WRITTEN PROBLEM:
Pick every line with "necesidades" from the material below.

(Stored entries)
* BEGIN *

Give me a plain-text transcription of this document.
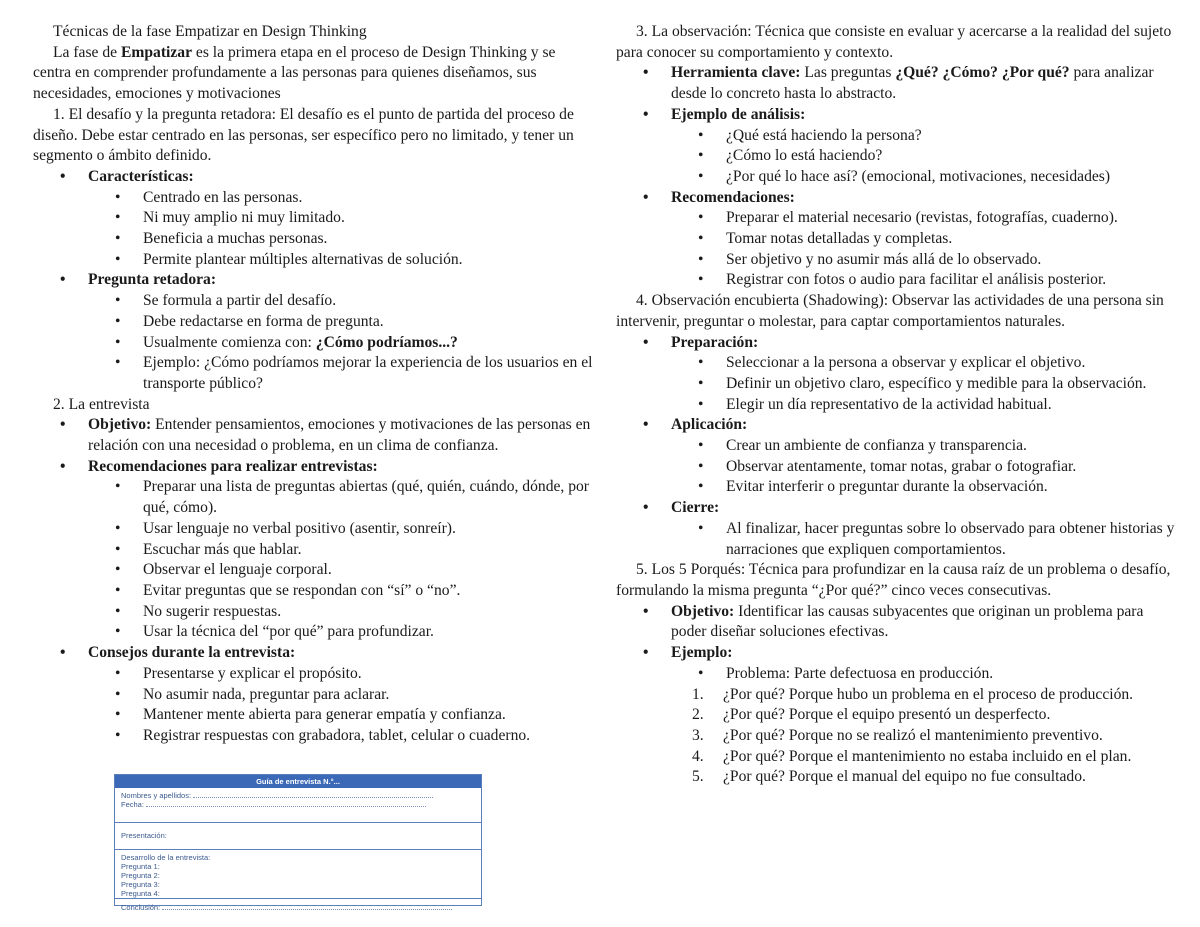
Técnicas de la fase Empatizar en Design Thinking

La fase de Empatizar es la primera etapa en el proceso de Design Thinking y se centra en comprender profundamente a las personas para quienes diseñamos, sus necesidades, emociones y motivaciones

1. El desafío y la pregunta retadora: El desafío es el punto de partida del proceso de diseño. Debe estar centrado en las personas, ser específico pero no limitado, y tener un segmento o ámbito definido.

• Características:
• Centrado en las personas.
• Ni muy amplio ni muy limitado.
• Beneficia a muchas personas.
• Permite plantear múltiples alternativas de solución.
• Pregunta retadora:
• Se formula a partir del desafío.
• Debe redactarse en forma de pregunta.
• Usualmente comienza con: ¿Cómo podríamos...?
• Ejemplo: ¿Cómo podríamos mejorar la experiencia de los usuarios en el transporte público?

2. La entrevista

• Objetivo: Entender pensamientos, emociones y motivaciones de las personas en relación con una necesidad o problema, en un clima de confianza.
• Recomendaciones para realizar entrevistas:
• Preparar una lista de preguntas abiertas (qué, quién, cuándo, dónde, por qué, cómo).
• Usar lenguaje no verbal positivo (asentir, sonreír).
• Escuchar más que hablar.
• Observar el lenguaje corporal.
• Evitar preguntas que se respondan con “sí” o “no”.
• No sugerir respuestas.
• Usar la técnica del “por qué” para profundizar.
• Consejos durante la entrevista:
• Presentarse y explicar el propósito.
• No asumir nada, preguntar para aclarar.
• Mantener mente abierta para generar empatía y confianza.
• Registrar respuestas con grabadora, tablet, celular o cuaderno.
Guía de entrevista N.°...
Nombres y apellidos:
Fecha:
Presentación:
Desarrollo de la entrevista:
Pregunta 1:
Pregunta 2:
Pregunta 3:
Pregunta 4:
Conclusión:

3. La observación: Técnica que consiste en evaluar y acercarse a la realidad del sujeto para conocer su comportamiento y contexto.

• Herramienta clave: Las preguntas ¿Qué? ¿Cómo? ¿Por qué? para analizar desde lo concreto hasta lo abstracto.
• Ejemplo de análisis:
• ¿Qué está haciendo la persona?
• ¿Cómo lo está haciendo?
• ¿Por qué lo hace así? (emocional, motivaciones, necesidades)
• Recomendaciones:
• Preparar el material necesario (revistas, fotografías, cuaderno).
• Tomar notas detalladas y completas.
• Ser objetivo y no asumir más allá de lo observado.
• Registrar con fotos o audio para facilitar el análisis posterior.

4. Observación encubierta (Shadowing): Observar las actividades de una persona sin intervenir, preguntar o molestar, para captar comportamientos naturales.

• Preparación:
• Seleccionar a la persona a observar y explicar el objetivo.
• Definir un objetivo claro, específico y medible para la observación.
• Elegir un día representativo de la actividad habitual.
• Aplicación:
• Crear un ambiente de confianza y transparencia.
• Observar atentamente, tomar notas, grabar o fotografiar.
• Evitar interferir o preguntar durante la observación.
• Cierre:
• Al finalizar, hacer preguntas sobre lo observado para obtener historias y narraciones que expliquen comportamientos.

5. Los 5 Porqués: Técnica para profundizar en la causa raíz de un problema o desafío, formulando la misma pregunta “¿Por qué?” cinco veces consecutivas.

• Objetivo: Identificar las causas subyacentes que originan un problema para poder diseñar soluciones efectivas.
• Ejemplo:
• Problema: Parte defectuosa en producción.
1. ¿Por qué? Porque hubo un problema en el proceso de producción.
2. ¿Por qué? Porque el equipo presentó un desperfecto.
3. ¿Por qué? Porque no se realizó el mantenimiento preventivo.
4. ¿Por qué? Porque el mantenimiento no estaba incluido en el plan.
5. ¿Por qué? Porque el manual del equipo no fue consultado.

* END *

TASK RESPONSE:
La fase de Empatizar es la primera etapa en el proceso de Design Thinking y se centra en comprender profundamente a las personas para quienes diseñamos, sus necesidades, emociones y motivaciones
• ¿Por qué lo hace así? (emocional, motivaciones, necesidades)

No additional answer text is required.